§ **Written request**
Write out the whole listing again, exactly as given.

§ **Exercise material**
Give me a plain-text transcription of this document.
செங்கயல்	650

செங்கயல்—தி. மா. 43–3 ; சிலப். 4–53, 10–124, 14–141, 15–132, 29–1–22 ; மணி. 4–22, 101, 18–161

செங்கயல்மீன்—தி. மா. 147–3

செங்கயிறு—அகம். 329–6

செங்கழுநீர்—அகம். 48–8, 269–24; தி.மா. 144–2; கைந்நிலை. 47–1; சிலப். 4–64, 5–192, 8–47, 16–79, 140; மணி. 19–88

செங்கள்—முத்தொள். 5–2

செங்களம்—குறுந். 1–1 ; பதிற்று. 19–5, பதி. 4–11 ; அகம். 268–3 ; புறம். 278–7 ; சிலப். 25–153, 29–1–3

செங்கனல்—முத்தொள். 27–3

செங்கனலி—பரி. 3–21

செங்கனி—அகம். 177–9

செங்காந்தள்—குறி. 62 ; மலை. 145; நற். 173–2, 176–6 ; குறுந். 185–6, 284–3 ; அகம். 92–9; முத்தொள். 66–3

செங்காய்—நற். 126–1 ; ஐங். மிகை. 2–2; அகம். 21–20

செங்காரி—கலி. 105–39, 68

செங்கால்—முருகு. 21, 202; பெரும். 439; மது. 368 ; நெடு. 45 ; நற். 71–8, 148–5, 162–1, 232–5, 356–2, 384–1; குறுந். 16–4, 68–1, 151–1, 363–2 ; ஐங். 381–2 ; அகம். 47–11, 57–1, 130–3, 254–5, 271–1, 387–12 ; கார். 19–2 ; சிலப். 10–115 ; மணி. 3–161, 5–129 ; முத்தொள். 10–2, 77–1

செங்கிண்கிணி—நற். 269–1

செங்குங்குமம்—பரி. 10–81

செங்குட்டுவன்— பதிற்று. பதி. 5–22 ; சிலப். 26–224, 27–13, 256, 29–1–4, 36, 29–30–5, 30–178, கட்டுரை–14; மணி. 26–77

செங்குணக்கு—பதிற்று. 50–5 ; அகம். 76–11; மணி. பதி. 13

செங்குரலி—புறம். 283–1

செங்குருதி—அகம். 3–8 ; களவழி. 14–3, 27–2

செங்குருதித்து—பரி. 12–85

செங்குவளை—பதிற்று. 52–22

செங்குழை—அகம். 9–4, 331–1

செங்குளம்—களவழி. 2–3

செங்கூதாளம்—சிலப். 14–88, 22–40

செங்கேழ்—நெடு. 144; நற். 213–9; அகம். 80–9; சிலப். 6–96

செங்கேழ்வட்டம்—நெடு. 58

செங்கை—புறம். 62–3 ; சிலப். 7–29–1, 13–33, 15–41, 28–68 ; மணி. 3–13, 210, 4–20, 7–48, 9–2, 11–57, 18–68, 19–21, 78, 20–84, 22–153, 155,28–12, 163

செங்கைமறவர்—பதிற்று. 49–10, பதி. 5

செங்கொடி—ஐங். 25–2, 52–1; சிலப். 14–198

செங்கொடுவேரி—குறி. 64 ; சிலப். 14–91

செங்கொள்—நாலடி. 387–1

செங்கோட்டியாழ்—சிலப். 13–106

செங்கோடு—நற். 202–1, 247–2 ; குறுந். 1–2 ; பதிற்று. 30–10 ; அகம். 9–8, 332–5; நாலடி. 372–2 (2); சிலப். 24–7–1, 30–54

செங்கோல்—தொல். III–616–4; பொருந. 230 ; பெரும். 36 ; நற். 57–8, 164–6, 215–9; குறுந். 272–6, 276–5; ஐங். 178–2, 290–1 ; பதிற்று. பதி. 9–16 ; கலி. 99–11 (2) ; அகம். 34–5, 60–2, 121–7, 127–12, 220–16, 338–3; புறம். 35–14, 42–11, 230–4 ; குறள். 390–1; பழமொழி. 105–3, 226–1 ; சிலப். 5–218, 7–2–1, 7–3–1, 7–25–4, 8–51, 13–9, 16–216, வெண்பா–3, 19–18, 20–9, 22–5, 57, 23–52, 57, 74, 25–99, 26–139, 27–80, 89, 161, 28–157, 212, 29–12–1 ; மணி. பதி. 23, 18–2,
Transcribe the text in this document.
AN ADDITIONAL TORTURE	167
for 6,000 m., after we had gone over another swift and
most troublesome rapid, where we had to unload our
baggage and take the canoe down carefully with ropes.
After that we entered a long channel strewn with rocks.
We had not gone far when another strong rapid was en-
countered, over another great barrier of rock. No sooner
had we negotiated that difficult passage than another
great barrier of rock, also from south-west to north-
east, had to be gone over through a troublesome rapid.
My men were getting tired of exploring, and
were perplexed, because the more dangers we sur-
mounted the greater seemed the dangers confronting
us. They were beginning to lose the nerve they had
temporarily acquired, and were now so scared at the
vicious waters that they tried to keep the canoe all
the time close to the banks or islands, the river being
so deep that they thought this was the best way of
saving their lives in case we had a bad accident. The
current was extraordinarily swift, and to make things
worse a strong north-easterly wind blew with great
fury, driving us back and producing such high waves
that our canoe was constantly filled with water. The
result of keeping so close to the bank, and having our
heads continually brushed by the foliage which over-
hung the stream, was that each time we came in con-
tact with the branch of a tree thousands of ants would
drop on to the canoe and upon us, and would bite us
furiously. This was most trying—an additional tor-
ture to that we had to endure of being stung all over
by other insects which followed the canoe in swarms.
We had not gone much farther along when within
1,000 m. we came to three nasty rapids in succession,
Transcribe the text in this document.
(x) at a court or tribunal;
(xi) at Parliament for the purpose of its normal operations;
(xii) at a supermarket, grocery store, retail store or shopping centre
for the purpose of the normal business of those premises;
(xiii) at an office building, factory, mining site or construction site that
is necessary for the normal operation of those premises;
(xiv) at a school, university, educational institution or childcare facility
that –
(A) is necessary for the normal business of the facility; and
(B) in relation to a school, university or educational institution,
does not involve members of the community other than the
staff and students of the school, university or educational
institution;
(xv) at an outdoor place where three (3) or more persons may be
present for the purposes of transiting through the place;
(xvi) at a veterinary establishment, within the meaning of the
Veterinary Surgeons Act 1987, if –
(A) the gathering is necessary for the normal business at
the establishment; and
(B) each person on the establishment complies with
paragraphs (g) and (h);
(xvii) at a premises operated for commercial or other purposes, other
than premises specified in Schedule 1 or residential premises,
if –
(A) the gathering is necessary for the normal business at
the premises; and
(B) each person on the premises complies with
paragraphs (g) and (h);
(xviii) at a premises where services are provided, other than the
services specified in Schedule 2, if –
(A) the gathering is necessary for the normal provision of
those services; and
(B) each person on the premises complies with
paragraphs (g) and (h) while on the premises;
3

§ **The output**
Give me a plain-text transcription of this document.
செங்கயல்	650

செங்கயல்—தி. மா. 43–3 ; சிலப். 4–53, 10–124, 14–141, 15–132, 29–1–22 ; மணி. 4–22, 101, 18–161

செங்கயல்மீன்—தி. மா. 147–3

செங்கயிறு—அகம். 329–6

செங்கழுநீர்—அகம். 48–8, 269–24; தி.மா. 144–2; கைந்நிலை. 47–1; சிலப். 4–64, 5–192, 8–47, 16–79, 140; மணி. 19–88

செங்கள்—முத்தொள். 5–2

செங்களம்—குறுந். 1–1 ; பதிற்று. 19–5, பதி. 4–11 ; அகம். 268–3 ; புறம். 278–7 ; சிலப். 25–153, 29–1–3

செங்கனல்—முத்தொள். 27–3

செங்கனலி—பரி. 3–21

செங்கனி—அகம். 177–9

செங்காந்தள்—குறி. 62 ; மலை. 145; நற். 173–2, 176–6 ; குறுந். 185–6, 284–3 ; அகம். 92–9; முத்தொள். 66–3

செங்காய்—நற். 126–1 ; ஐங். மிகை. 2–2; அகம். 21–20

செங்காரி—கலி. 105–39, 68

செங்கால்—முருகு. 21, 202; பெரும். 439; மது. 368 ; நெடு. 45 ; நற். 71–8, 148–5, 162–1, 232–5, 356–2, 384–1; குறுந். 16–4, 68–1, 151–1, 363–2 ; ஐங். 381–2 ; அகம். 47–11, 57–1, 130–3, 254–5, 271–1, 387–12 ; கார். 19–2 ; சிலப். 10–115 ; மணி. 3–161, 5–129 ; முத்தொள். 10–2, 77–1

செங்கிண்கிணி—நற். 269–1

செங்குங்குமம்—பரி. 10–81

செங்குட்டுவன்— பதிற்று. பதி. 5–22 ; சிலப். 26–224, 27–13, 256, 29–1–4, 36, 29–30–5, 30–178, கட்டுரை–14; மணி. 26–77

செங்குணக்கு—பதிற்று. 50–5 ; அகம். 76–11; மணி. பதி. 13

செங்குரலி—புறம். 283–1

செங்குருதி—அகம். 3–8 ; களவழி. 14–3, 27–2

செங்குருதித்து—பரி. 12–85

செங்குவளை—பதிற்று. 52–22

செங்குழை—அகம். 9–4, 331–1

செங்குளம்—களவழி. 2–3

செங்கூதாளம்—சிலப். 14–88, 22–40

செங்கேழ்—நெடு. 144; நற். 213–9; அகம். 80–9; சிலப். 6–96

செங்கேழ்வட்டம்—நெடு. 58

செங்கை—புறம். 62–3 ; சிலப். 7–29–1, 13–33, 15–41, 28–68 ; மணி. 3–13, 210, 4–20, 7–48, 9–2, 11–57, 18–68, 19–21, 78, 20–84, 22–153, 155,28–12, 163

செங்கைமறவர்—பதிற்று. 49–10, பதி. 5

செங்கொடி—ஐங். 25–2, 52–1; சிலப். 14–198

செங்கொடுவேரி—குறி. 64 ; சிலப். 14–91

செங்கொள்—நாலடி. 387–1

செங்கோட்டியாழ்—சிலப். 13–106

செங்கோடு—நற். 202–1, 247–2 ; குறுந். 1–2 ; பதிற்று. 30–10 ; அகம். 9–8, 332–5; நாலடி. 372–2 (2); சிலப். 24–7–1, 30–54

செங்கோல்—தொல். III–616–4; பொருந. 230 ; பெரும். 36 ; நற். 57–8, 164–6, 215–9; குறுந். 272–6, 276–5; ஐங். 178–2, 290–1 ; பதிற்று. பதி. 9–16 ; கலி. 99–11 (2) ; அகம். 34–5, 60–2, 121–7, 127–12, 220–16, 338–3; புறம். 35–14, 42–11, 230–4 ; குறள். 390–1; பழமொழி. 105–3, 226–1 ; சிலப். 5–218, 7–2–1, 7–3–1, 7–25–4, 8–51, 13–9, 16–216, வெண்பா–3, 19–18, 20–9, 22–5, 57, 23–52, 57, 74, 25–99, 26–139, 27–80, 89, 161, 28–157, 212, 29–12–1 ; மணி. பதி. 23, 18–2,
Transcribe the text in this document.
AN ADDITIONAL TORTURE	167
for 6,000 m., after we had gone over another swift and
most troublesome rapid, where we had to unload our
baggage and take the canoe down carefully with ropes.
After that we entered a long channel strewn with rocks.
We had not gone far when another strong rapid was en-
countered, over another great barrier of rock. No sooner
had we negotiated that difficult passage than another
great barrier of rock, also from south-west to north-
east, had to be gone over through a troublesome rapid.
My men were getting tired of exploring, and
were perplexed, because the more dangers we sur-
mounted the greater seemed the dangers confronting
us. They were beginning to lose the nerve they had
temporarily acquired, and were now so scared at the
vicious waters that they tried to keep the canoe all
the time close to the banks or islands, the river being
so deep that they thought this was the best way of
saving their lives in case we had a bad accident. The
current was extraordinarily swift, and to make things
worse a strong north-easterly wind blew with great
fury, driving us back and producing such high waves
that our canoe was constantly filled with water. The
result of keeping so close to the bank, and having our
heads continually brushed by the foliage which over-
hung the stream, was that each time we came in con-
tact with the branch of a tree thousands of ants would
drop on to the canoe and upon us, and would bite us
furiously. This was most trying—an additional tor-
ture to that we had to endure of being stung all over
by other insects which followed the canoe in swarms.
We had not gone much farther along when within
1,000 m. we came to three nasty rapids in succession,
Transcribe the text in this document.
(x) at a court or tribunal;
(xi) at Parliament for the purpose of its normal operations;
(xii) at a supermarket, grocery store, retail store or shopping centre
for the purpose of the normal business of those premises;
(xiii) at an office building, factory, mining site or construction site that
is necessary for the normal operation of those premises;
(xiv) at a school, university, educational institution or childcare facility
that –
(A) is necessary for the normal business of the facility; and
(B) in relation to a school, university or educational institution,
does not involve members of the community other than the
staff and students of the school, university or educational
institution;
(xv) at an outdoor place where three (3) or more persons may be
present for the purposes of transiting through the place;
(xvi) at a veterinary establishment, within the meaning of the
Veterinary Surgeons Act 1987, if –
(A) the gathering is necessary for the normal business at
the establishment; and
(B) each person on the establishment complies with
paragraphs (g) and (h);
(xvii) at a premises operated for commercial or other purposes, other
than premises specified in Schedule 1 or residential premises,
if –
(A) the gathering is necessary for the normal business at
the premises; and
(B) each person on the premises complies with
paragraphs (g) and (h);
(xviii) at a premises where services are provided, other than the
services specified in Schedule 2, if –
(A) the gathering is necessary for the normal provision of
those services; and
(B) each person on the premises complies with
paragraphs (g) and (h) while on the premises;
3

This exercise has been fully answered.